Donnez le bonjour à tout le monde, aux Loreau, Monnot, à Gauthier. Comment va Buisson ? Avez-vous de ses nouvelles ? Il a été touché pas loin de chez moi.
J'embrasse cette pauvre Marie, qu'elle promène bien mon Scaff.
Gabriel.
M. le 29 [avril 1915].
Ma chère Marguerite,
J'ai reçu toutes vos lettres de ces temps derniers, j'ai reçu un mot de maman me disant également qu'elle envoyait un colis de vin... ce dont.
Nous sommes revenus près du Boche, prêt à tout. Ces cochons se défendent admirablement surtout ils ont une grosse artillerie qu'ils doivent faire venir de Metz et ils nous bombardent énormément et par trop, avec cela devient très embêtant, heureusement que nous avons le cran nécessaire pour tenir, c'est déjà bien quelque chose.

EXERCICES:
[a] D'après l'extrait, d'où l'ennemi doit-il faire venir sa grosse artillerie ?
[b] Reproduisez fidèlement l'extrait depuis « M. le 29 [avril » jusqu'à « vin... ce dont. » inclus.
[c] Réécrivez sous forme de liste le paragraphe de l'extrait commençant par « Nous sommes revenus près du Boche », en conservant ses informations principales.

[Entrées tirées d'une collection]
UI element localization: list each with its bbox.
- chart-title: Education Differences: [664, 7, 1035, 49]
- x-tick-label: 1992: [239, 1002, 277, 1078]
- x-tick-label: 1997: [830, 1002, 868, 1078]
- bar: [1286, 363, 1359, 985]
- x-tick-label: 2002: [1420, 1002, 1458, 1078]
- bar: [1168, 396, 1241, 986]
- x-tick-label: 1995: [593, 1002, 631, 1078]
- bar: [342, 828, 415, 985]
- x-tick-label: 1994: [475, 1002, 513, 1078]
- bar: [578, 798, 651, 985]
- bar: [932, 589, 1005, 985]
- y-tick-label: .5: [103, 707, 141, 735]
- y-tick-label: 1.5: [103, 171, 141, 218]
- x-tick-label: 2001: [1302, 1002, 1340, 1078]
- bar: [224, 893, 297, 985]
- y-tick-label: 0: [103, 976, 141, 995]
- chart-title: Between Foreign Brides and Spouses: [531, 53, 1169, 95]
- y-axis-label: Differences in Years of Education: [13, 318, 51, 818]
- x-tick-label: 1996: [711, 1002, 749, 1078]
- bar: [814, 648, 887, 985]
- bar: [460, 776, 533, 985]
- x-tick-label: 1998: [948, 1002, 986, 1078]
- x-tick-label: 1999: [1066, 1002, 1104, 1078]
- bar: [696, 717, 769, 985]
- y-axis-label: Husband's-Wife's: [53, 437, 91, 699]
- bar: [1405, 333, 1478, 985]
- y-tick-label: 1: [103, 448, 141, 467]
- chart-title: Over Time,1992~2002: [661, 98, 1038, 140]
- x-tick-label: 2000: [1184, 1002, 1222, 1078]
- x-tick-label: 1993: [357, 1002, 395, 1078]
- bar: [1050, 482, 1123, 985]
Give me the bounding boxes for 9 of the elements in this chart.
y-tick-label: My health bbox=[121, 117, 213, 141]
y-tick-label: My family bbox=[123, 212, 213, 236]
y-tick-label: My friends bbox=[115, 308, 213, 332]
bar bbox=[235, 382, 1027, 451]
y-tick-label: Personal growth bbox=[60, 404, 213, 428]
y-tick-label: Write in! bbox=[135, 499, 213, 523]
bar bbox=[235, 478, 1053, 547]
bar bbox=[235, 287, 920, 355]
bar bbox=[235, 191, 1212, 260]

CORRIGÉ:
[a] De Metz.

[b]
M. le 29 [avril 1915].
Ma chère Marguerite,
J'ai reçu toutes vos lettres de ces temps derniers, j'ai reçu un mot de maman me disant également qu'elle envoyait un colis de vin... ce dont.

[c]
- Retour à proximité de l'ennemi, prêts à tout.
- L'ennemi se défend admirablement.
- Il dispose d'une grosse artillerie, qu'il doit faire venir de Metz.
- Les bombardements sont très nombreux et deviennent très gênants.
- Le cran nécessaire pour tenir ne manque pas.